:: Supplied data ::

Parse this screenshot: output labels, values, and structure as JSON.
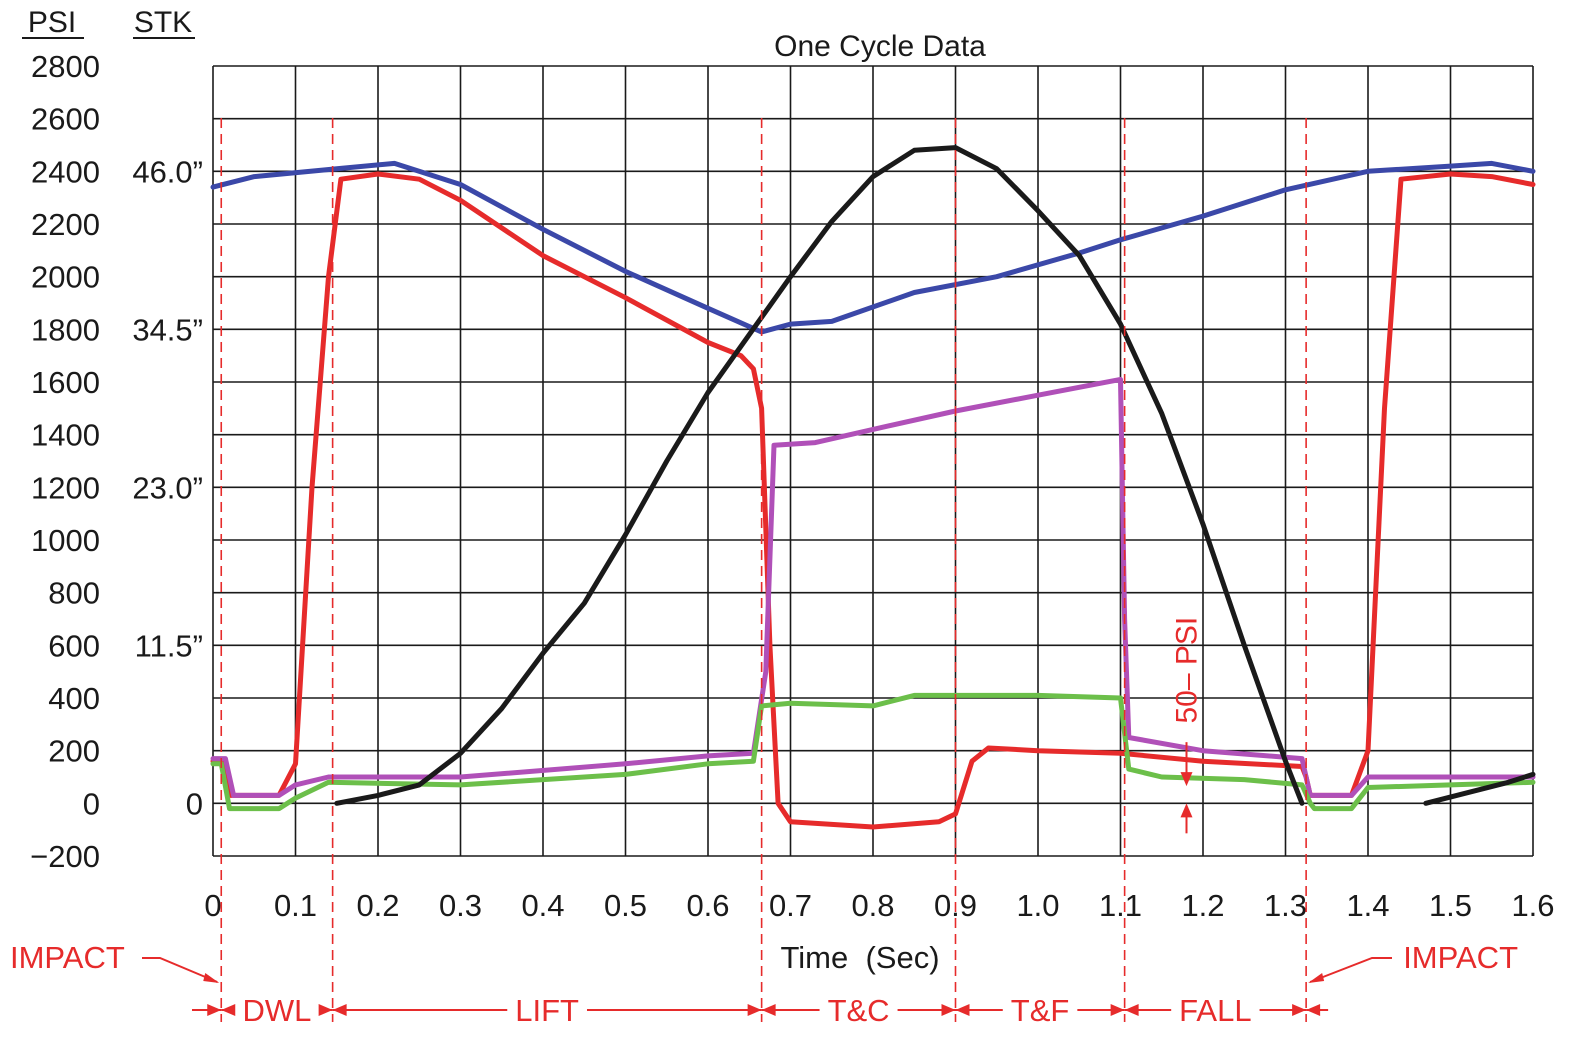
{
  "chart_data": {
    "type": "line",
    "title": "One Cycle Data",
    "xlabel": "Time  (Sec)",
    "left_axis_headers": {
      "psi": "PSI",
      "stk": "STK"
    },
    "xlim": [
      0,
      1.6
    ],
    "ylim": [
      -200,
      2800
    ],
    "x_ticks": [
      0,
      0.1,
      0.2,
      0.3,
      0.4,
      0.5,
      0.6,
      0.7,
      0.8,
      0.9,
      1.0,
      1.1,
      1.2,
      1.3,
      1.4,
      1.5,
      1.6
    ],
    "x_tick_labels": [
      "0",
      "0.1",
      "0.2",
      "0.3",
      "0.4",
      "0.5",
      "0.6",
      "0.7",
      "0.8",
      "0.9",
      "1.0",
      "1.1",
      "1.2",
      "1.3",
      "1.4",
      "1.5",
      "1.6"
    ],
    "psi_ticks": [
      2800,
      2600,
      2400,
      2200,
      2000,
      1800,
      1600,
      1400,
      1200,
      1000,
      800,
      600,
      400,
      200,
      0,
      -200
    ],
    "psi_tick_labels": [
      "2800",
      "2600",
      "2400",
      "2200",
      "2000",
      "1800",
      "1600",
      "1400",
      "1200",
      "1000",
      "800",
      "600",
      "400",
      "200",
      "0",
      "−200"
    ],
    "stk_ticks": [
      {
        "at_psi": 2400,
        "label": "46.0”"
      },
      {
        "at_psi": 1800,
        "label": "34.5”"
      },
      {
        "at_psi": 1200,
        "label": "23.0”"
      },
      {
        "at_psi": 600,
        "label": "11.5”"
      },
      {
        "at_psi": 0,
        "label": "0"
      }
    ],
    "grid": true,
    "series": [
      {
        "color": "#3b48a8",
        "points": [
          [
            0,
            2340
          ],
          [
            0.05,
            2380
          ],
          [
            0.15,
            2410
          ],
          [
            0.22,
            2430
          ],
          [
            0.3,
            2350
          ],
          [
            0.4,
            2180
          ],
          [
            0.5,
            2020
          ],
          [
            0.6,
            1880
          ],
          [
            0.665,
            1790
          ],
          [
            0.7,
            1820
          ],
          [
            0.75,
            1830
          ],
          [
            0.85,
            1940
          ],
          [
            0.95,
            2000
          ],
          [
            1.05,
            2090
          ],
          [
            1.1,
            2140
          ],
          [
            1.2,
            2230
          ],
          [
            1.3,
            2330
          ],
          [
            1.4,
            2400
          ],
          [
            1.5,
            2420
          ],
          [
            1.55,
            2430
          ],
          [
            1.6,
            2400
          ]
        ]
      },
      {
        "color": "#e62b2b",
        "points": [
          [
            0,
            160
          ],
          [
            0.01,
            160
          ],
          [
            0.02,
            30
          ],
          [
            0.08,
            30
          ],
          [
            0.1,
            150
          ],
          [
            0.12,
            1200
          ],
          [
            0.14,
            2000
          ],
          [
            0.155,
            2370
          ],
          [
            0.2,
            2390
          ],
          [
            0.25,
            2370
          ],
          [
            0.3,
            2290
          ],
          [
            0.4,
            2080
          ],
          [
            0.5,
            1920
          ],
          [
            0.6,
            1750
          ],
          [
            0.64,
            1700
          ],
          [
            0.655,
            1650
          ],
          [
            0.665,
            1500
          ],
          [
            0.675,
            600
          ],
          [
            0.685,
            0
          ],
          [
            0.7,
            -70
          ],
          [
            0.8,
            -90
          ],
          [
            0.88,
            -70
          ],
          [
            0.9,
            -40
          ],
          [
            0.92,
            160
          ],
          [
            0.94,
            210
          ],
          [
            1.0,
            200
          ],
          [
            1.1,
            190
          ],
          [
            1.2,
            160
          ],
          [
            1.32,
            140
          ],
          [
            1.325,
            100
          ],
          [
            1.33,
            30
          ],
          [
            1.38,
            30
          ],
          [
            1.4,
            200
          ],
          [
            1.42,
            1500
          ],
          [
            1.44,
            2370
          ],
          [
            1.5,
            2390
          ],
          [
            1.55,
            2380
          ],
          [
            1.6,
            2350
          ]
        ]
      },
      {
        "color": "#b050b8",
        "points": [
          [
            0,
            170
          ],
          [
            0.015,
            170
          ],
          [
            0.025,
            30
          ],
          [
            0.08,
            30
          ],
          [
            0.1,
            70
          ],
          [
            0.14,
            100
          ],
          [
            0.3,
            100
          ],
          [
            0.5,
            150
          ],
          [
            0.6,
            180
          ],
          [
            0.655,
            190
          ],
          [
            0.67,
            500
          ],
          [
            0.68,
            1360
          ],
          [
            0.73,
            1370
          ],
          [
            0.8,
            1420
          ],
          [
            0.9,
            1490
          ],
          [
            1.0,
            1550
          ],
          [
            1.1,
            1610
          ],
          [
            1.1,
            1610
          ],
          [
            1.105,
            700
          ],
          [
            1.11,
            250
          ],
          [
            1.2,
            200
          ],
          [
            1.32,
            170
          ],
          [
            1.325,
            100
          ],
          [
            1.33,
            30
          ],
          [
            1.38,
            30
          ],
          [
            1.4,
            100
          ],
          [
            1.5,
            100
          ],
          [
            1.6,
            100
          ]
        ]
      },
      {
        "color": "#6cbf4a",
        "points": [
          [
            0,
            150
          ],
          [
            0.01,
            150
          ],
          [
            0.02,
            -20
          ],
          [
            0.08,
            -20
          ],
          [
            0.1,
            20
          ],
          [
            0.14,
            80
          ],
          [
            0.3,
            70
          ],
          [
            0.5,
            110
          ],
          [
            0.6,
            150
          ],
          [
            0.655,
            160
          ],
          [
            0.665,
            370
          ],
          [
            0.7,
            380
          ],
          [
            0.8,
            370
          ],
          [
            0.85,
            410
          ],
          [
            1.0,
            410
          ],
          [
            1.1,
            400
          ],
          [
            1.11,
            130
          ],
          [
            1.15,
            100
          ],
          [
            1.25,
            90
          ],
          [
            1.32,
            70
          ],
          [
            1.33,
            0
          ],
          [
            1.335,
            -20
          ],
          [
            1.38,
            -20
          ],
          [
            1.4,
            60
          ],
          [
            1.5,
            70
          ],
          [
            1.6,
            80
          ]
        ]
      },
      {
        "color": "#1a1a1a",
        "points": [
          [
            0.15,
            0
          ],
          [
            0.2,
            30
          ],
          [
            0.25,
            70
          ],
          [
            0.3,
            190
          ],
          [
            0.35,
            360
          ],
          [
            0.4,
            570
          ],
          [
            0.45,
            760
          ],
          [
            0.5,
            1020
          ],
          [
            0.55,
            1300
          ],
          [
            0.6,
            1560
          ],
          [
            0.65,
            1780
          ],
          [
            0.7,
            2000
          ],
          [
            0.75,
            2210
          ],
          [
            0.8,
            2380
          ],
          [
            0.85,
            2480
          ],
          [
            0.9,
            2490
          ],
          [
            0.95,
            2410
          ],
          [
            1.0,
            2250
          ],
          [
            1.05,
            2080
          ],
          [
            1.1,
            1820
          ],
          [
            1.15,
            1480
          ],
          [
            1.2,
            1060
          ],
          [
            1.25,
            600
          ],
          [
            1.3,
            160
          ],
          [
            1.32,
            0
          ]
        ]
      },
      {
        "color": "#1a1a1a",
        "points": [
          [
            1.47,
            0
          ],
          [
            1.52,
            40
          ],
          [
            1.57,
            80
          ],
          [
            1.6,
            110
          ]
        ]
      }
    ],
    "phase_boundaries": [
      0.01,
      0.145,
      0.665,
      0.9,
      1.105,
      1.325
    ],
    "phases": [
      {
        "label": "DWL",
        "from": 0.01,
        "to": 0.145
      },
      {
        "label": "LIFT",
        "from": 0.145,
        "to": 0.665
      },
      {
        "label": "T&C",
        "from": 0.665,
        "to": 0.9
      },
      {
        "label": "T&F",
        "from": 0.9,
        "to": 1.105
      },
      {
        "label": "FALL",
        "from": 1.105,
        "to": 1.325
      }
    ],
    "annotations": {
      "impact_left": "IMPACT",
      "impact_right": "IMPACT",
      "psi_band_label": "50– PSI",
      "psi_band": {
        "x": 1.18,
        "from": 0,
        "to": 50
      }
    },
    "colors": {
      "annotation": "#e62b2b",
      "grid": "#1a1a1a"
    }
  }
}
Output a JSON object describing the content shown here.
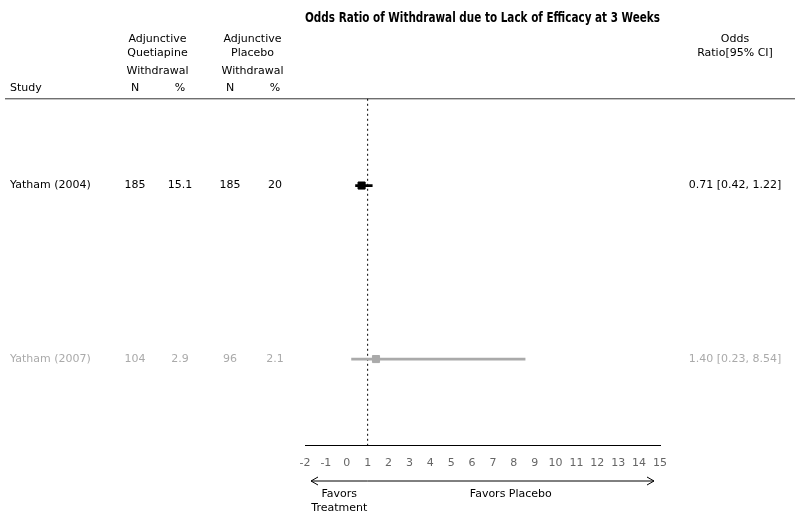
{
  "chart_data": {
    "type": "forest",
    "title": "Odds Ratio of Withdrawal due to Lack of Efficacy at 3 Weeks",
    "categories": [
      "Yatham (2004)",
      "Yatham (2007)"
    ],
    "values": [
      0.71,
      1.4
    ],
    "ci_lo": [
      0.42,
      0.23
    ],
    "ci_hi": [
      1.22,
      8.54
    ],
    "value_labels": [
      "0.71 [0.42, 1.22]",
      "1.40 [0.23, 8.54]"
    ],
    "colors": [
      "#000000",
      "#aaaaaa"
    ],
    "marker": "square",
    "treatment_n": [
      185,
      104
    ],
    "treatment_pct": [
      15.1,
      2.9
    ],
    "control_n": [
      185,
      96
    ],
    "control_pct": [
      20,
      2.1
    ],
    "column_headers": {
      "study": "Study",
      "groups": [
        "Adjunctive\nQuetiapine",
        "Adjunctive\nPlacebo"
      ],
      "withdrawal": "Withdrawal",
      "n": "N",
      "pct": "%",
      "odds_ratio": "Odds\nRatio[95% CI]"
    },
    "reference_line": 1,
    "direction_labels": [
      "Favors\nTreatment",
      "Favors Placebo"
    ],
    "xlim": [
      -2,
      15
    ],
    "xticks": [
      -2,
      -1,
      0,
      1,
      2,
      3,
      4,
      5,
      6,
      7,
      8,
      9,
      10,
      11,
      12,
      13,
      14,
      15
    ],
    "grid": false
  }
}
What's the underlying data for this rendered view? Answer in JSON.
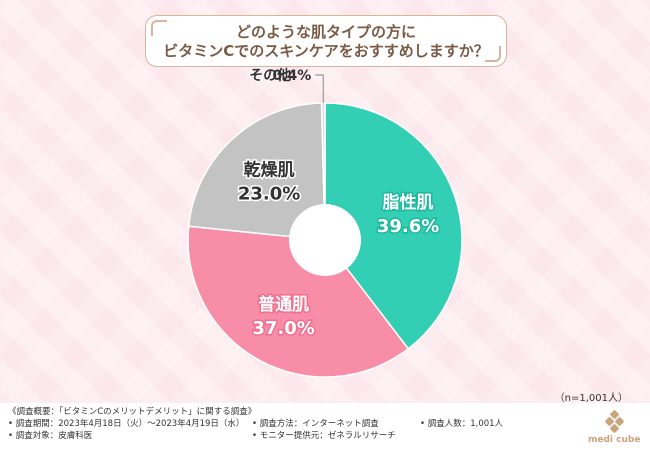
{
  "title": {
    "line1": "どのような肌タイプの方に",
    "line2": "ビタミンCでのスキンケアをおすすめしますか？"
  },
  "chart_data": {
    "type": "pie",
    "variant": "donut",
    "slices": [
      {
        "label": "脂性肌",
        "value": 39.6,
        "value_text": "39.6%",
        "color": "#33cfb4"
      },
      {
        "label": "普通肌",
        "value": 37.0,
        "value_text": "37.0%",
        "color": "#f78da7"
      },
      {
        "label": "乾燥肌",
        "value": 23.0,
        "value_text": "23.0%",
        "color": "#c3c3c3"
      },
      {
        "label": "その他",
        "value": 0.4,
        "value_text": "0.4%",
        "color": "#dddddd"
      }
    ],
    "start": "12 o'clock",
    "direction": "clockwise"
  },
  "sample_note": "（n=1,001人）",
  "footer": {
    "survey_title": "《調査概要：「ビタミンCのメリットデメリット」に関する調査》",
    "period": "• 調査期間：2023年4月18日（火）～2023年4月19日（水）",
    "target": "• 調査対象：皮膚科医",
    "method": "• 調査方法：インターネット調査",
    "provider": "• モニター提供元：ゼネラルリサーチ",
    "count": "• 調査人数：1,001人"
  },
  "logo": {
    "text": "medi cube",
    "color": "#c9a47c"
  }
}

:::

Work out how many lines of the data above contain the string "IMPACT" and give the number alone.

**Response to this exercise**
2